** start Raw records **

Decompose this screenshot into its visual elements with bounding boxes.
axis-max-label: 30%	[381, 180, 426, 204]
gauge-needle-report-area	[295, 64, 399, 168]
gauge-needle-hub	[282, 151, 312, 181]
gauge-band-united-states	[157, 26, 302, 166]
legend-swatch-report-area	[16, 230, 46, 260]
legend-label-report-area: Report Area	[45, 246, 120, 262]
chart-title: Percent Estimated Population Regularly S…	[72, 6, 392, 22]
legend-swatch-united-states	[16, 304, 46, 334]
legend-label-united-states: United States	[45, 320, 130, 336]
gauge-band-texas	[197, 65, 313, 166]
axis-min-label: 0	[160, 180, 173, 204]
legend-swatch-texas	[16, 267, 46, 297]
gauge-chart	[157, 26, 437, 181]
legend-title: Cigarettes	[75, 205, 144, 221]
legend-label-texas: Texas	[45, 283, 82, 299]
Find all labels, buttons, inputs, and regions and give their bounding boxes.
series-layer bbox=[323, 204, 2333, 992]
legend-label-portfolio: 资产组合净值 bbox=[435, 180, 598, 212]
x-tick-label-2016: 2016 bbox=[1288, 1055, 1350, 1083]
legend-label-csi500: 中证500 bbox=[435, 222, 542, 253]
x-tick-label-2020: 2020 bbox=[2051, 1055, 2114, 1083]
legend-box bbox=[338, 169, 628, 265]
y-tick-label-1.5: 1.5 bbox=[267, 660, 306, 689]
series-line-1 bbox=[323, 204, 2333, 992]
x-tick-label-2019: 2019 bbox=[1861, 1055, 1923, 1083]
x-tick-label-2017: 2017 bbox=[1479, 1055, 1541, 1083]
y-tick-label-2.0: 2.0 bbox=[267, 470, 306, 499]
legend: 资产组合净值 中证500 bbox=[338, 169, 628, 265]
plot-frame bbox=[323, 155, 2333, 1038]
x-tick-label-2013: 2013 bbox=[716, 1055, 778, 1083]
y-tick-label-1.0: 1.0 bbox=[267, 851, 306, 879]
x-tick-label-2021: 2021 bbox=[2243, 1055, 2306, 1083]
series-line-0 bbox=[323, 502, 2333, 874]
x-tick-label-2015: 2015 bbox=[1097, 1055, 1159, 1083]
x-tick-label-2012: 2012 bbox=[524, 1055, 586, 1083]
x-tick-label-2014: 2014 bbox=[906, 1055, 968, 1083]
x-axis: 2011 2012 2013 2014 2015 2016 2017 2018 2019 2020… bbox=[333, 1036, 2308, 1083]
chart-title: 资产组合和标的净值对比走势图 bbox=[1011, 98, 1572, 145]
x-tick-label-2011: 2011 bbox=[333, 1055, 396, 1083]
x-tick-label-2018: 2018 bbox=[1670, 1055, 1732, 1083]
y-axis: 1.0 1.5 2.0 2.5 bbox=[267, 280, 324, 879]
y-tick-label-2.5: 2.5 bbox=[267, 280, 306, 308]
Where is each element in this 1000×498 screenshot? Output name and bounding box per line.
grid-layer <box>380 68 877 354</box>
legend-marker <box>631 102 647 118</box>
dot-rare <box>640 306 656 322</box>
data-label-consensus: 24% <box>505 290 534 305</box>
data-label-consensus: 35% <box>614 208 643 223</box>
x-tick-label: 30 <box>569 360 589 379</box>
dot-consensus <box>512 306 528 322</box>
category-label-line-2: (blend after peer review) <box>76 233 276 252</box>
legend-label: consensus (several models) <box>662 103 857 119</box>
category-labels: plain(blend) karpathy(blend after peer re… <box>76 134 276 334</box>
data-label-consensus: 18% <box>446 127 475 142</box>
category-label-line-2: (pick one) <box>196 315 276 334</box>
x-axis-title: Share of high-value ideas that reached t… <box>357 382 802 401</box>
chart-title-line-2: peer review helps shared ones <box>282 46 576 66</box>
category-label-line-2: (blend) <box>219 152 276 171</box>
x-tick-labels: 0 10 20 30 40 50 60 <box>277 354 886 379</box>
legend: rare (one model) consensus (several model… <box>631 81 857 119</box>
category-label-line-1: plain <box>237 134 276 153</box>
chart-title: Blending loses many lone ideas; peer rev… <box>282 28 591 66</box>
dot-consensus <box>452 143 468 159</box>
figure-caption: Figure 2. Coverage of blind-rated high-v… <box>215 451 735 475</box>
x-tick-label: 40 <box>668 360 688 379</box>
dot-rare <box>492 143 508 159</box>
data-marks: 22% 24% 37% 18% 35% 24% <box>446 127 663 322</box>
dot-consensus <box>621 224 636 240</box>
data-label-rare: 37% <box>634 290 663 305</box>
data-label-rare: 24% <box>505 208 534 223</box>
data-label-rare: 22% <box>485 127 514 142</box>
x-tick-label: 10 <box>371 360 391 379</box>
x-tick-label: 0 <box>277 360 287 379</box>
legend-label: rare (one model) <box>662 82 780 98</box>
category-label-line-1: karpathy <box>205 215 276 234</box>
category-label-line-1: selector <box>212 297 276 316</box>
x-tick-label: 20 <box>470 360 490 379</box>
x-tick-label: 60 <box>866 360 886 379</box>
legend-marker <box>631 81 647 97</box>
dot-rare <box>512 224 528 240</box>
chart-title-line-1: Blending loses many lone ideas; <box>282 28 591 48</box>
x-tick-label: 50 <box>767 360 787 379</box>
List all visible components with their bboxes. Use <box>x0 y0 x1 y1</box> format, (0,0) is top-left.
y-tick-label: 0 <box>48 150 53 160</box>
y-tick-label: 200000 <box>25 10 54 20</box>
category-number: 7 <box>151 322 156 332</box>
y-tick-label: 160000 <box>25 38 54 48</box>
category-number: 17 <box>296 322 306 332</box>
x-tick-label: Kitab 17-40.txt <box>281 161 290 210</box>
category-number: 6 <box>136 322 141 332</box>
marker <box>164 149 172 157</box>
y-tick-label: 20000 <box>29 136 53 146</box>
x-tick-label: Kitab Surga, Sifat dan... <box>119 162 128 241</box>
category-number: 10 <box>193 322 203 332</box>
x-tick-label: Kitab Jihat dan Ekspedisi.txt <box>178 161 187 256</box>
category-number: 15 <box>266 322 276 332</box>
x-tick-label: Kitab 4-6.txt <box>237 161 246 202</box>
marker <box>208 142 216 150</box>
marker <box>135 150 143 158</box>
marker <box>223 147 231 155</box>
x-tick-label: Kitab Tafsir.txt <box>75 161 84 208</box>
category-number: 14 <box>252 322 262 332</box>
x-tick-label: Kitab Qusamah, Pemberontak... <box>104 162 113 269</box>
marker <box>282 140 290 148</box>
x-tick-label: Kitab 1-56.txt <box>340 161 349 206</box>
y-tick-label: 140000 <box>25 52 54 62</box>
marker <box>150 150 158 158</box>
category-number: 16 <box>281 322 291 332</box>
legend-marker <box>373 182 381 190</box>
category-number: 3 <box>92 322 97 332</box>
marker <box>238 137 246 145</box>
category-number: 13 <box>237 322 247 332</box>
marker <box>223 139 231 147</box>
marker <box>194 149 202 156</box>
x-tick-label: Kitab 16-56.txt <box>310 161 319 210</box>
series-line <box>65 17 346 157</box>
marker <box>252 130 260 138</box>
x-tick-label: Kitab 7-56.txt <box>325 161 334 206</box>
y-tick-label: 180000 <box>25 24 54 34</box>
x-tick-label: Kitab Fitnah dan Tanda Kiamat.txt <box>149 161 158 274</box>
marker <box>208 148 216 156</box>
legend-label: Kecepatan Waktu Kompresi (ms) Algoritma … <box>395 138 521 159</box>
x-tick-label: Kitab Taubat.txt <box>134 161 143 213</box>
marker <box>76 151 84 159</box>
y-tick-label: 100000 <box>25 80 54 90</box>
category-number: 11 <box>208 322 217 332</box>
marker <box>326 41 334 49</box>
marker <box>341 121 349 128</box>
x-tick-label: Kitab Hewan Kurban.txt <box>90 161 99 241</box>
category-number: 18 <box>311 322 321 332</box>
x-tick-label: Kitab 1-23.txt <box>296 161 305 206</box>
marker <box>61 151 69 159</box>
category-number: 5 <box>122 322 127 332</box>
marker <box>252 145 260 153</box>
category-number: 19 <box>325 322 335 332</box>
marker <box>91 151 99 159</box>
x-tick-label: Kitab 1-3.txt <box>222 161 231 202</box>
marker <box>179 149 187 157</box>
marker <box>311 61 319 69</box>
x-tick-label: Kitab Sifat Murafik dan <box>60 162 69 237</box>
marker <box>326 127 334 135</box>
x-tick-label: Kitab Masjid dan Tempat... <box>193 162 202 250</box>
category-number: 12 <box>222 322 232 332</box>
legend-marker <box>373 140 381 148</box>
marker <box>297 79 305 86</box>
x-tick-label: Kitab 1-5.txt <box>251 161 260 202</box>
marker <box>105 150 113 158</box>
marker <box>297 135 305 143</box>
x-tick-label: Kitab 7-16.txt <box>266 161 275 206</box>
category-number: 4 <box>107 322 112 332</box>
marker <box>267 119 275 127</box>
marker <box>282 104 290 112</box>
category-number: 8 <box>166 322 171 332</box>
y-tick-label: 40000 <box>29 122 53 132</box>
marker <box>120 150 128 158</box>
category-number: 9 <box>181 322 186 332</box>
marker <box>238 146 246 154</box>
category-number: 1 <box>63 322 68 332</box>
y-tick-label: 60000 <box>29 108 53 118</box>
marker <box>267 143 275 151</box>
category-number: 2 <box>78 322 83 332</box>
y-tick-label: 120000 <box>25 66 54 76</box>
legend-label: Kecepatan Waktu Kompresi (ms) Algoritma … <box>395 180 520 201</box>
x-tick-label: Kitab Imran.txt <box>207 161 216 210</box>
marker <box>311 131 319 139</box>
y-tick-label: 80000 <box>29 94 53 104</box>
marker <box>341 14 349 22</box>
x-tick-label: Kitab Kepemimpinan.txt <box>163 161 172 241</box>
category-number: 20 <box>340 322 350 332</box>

** end Raw records **

* [Exercise prompt]: Repeat the lines word for word, starting at the first line and ending at the line that contains "chart-title: Percent Estimated".

* [Result]:
Decompose this screenshot into its visual elements with bounding boxes.
axis-max-label: 30%	[381, 180, 426, 204]
gauge-needle-report-area	[295, 64, 399, 168]
gauge-needle-hub	[282, 151, 312, 181]
gauge-band-united-states	[157, 26, 302, 166]
legend-swatch-report-area	[16, 230, 46, 260]
legend-label-report-area: Report Area	[45, 246, 120, 262]
chart-title: Percent Estimated Population Regularly S…	[72, 6, 392, 22]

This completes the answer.